**Stored rows:**
******************************

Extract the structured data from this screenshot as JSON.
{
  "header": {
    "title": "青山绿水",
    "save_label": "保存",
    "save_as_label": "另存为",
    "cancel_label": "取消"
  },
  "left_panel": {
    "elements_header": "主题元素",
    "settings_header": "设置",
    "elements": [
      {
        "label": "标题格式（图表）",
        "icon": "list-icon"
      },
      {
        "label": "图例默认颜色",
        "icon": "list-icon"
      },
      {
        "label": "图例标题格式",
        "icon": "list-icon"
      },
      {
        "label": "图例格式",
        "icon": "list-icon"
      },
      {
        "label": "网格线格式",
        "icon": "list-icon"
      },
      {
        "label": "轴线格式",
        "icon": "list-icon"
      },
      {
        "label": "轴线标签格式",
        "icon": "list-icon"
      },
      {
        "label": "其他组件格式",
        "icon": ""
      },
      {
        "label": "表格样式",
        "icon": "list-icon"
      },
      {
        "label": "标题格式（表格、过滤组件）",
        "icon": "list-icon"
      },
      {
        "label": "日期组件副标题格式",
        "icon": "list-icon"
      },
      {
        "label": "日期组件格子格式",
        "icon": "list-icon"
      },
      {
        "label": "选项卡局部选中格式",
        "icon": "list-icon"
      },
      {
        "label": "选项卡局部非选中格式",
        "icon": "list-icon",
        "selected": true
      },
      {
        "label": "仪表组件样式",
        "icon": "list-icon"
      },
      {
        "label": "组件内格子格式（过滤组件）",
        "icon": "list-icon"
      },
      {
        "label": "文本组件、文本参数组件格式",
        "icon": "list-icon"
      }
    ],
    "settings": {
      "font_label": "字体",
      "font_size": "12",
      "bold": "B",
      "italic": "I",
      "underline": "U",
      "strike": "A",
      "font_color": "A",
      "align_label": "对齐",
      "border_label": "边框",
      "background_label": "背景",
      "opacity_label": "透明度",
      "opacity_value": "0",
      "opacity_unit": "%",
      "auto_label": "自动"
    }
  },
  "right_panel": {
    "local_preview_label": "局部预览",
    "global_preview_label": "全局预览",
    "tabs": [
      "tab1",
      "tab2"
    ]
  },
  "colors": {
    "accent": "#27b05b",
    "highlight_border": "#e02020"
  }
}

******************************

**Instructions for the task:** Write out the material exactly as given.

**Answer to this problem:**
Extract the structured data from this screenshot as JSON.
{
  "header": {
    "title": "青山绿水",
    "save_label": "保存",
    "save_as_label": "另存为",
    "cancel_label": "取消"
  },
  "left_panel": {
    "elements_header": "主题元素",
    "settings_header": "设置",
    "elements": [
      {
        "label": "标题格式（图表）",
        "icon": "list-icon"
      },
      {
        "label": "图例默认颜色",
        "icon": "list-icon"
      },
      {
        "label": "图例标题格式",
        "icon": "list-icon"
      },
      {
        "label": "图例格式",
        "icon": "list-icon"
      },
      {
        "label": "网格线格式",
        "icon": "list-icon"
      },
      {
        "label": "轴线格式",
        "icon": "list-icon"
      },
      {
        "label": "轴线标签格式",
        "icon": "list-icon"
      },
      {
        "label": "其他组件格式",
        "icon": ""
      },
      {
        "label": "表格样式",
        "icon": "list-icon"
      },
      {
        "label": "标题格式（表格、过滤组件）",
        "icon": "list-icon"
      },
      {
        "label": "日期组件副标题格式",
        "icon": "list-icon"
      },
      {
        "label": "日期组件格子格式",
        "icon": "list-icon"
      },
      {
        "label": "选项卡局部选中格式",
        "icon": "list-icon"
      },
      {
        "label": "选项卡局部非选中格式",
        "icon": "list-icon",
        "selected": true
      },
      {
        "label": "仪表组件样式",
        "icon": "list-icon"
      },
      {
        "label": "组件内格子格式（过滤组件）",
        "icon": "list-icon"
      },
      {
        "label": "文本组件、文本参数组件格式",
        "icon": "list-icon"
      }
    ],
    "settings": {
      "font_label": "字体",
      "font_size": "12",
      "bold": "B",
      "italic": "I",
      "underline": "U",
      "strike": "A",
      "font_color": "A",
      "align_label": "对齐",
      "border_label": "边框",
      "background_label": "背景",
      "opacity_label": "透明度",
      "opacity_value": "0",
      "opacity_unit": "%",
      "auto_label": "自动"
    }
  },
  "right_panel": {
    "local_preview_label": "局部预览",
    "global_preview_label": "全局预览",
    "tabs": [
      "tab1",
      "tab2"
    ]
  },
  "colors": {
    "accent": "#27b05b",
    "highlight_border": "#e02020"
  }
}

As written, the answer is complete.